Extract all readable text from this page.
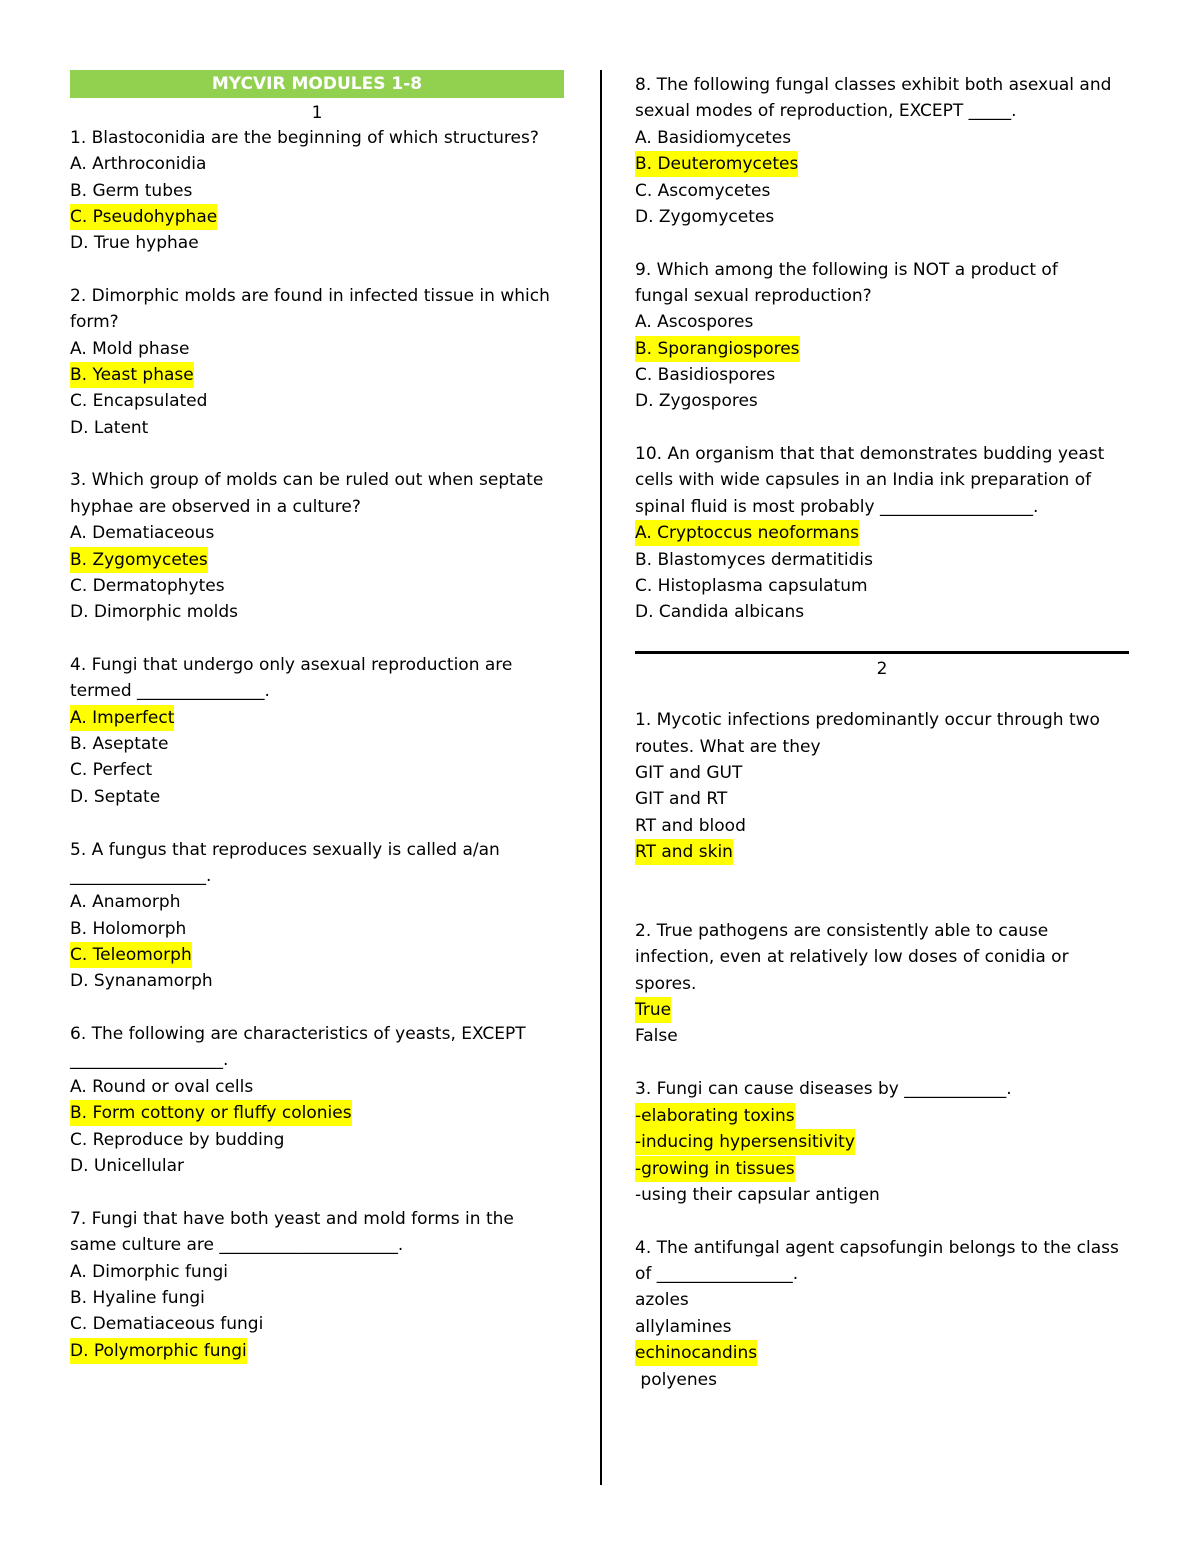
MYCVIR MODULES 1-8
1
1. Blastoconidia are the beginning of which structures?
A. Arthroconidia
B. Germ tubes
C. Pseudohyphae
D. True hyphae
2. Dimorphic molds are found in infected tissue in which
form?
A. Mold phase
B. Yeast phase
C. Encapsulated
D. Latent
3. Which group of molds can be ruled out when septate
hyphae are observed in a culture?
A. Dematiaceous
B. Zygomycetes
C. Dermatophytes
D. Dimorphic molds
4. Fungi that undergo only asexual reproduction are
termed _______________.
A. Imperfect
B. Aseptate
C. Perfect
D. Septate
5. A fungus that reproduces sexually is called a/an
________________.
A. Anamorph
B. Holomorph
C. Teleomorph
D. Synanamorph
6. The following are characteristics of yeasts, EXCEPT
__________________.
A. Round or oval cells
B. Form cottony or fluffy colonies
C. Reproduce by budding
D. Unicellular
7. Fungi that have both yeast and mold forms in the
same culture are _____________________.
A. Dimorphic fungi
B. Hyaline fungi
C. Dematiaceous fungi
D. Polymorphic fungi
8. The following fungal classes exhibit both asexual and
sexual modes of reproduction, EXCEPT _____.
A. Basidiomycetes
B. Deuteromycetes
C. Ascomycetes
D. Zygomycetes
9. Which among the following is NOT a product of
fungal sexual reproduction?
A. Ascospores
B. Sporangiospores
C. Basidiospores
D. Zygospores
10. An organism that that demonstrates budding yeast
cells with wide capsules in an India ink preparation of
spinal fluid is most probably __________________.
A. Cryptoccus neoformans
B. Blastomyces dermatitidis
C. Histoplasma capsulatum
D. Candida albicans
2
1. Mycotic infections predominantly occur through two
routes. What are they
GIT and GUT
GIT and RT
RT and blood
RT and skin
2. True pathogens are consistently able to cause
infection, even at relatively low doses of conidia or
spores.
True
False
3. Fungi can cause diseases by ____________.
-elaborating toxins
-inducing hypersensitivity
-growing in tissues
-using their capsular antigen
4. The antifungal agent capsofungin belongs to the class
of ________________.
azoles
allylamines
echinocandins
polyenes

== == ==

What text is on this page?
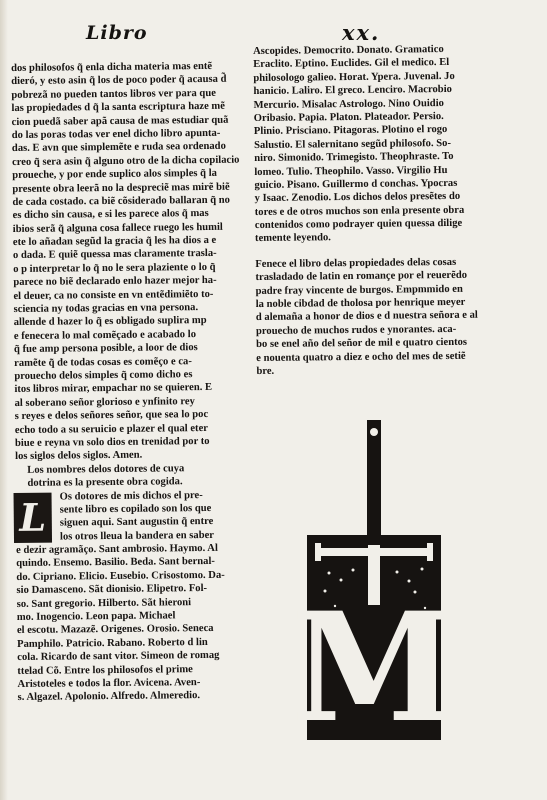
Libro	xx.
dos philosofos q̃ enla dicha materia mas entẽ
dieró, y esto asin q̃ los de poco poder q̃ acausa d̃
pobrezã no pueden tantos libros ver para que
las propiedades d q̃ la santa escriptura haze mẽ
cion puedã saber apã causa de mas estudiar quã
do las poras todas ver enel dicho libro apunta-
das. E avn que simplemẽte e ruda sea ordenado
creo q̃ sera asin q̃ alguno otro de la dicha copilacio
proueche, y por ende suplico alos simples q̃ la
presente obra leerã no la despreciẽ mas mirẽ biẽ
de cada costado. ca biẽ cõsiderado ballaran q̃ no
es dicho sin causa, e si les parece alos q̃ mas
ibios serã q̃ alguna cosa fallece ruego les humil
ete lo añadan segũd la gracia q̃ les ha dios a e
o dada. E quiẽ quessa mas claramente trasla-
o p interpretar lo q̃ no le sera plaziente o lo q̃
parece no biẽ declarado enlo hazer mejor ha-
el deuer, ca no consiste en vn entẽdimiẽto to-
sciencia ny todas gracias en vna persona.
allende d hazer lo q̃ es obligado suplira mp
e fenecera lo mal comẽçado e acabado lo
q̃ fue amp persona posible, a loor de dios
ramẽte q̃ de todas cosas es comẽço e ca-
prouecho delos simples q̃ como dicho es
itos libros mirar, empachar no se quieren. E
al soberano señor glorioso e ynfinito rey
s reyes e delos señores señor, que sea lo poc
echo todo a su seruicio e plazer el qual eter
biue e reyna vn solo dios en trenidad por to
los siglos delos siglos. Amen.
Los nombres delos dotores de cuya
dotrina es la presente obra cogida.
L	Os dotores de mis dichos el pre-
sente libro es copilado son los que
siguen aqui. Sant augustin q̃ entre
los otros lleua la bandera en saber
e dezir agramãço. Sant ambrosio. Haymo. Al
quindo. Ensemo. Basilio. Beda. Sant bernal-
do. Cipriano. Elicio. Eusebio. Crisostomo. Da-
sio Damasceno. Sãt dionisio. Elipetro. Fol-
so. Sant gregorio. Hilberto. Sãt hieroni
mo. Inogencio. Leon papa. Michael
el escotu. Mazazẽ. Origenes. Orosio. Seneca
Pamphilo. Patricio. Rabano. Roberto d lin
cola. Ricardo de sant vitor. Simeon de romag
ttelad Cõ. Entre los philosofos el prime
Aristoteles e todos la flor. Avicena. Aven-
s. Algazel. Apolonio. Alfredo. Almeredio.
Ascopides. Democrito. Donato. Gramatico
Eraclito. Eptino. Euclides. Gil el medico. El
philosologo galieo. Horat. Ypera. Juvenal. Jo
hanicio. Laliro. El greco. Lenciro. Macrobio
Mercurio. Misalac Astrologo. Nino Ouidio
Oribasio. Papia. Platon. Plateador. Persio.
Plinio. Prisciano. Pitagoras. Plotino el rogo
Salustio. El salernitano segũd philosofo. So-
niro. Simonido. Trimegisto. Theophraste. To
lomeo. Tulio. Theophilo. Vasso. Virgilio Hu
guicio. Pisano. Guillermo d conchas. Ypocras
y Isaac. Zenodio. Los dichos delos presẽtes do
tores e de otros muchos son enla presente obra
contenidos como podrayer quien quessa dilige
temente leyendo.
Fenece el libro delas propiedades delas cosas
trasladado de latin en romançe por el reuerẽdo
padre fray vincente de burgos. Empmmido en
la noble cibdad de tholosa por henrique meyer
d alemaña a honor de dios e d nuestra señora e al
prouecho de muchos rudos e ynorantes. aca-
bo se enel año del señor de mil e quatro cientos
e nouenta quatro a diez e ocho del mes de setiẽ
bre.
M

== == ==

● Work instruction: Count every line of the material above that holds the string "quatro", then state only the total.

● Task solution: 2